_Written instruction_: State how many lines hold the string "page". Give the number and nothing else.

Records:
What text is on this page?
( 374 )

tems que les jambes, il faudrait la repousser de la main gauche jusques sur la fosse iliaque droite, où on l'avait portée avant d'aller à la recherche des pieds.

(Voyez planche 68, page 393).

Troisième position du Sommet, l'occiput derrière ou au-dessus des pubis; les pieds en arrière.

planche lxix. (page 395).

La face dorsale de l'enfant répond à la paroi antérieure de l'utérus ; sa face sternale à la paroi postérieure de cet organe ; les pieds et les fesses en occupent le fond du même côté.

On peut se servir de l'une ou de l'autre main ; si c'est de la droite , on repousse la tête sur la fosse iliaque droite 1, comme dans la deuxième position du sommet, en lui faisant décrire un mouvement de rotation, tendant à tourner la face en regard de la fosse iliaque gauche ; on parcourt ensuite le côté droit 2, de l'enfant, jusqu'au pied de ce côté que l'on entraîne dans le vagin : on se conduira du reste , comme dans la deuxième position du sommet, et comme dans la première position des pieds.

_Response to this task_: 3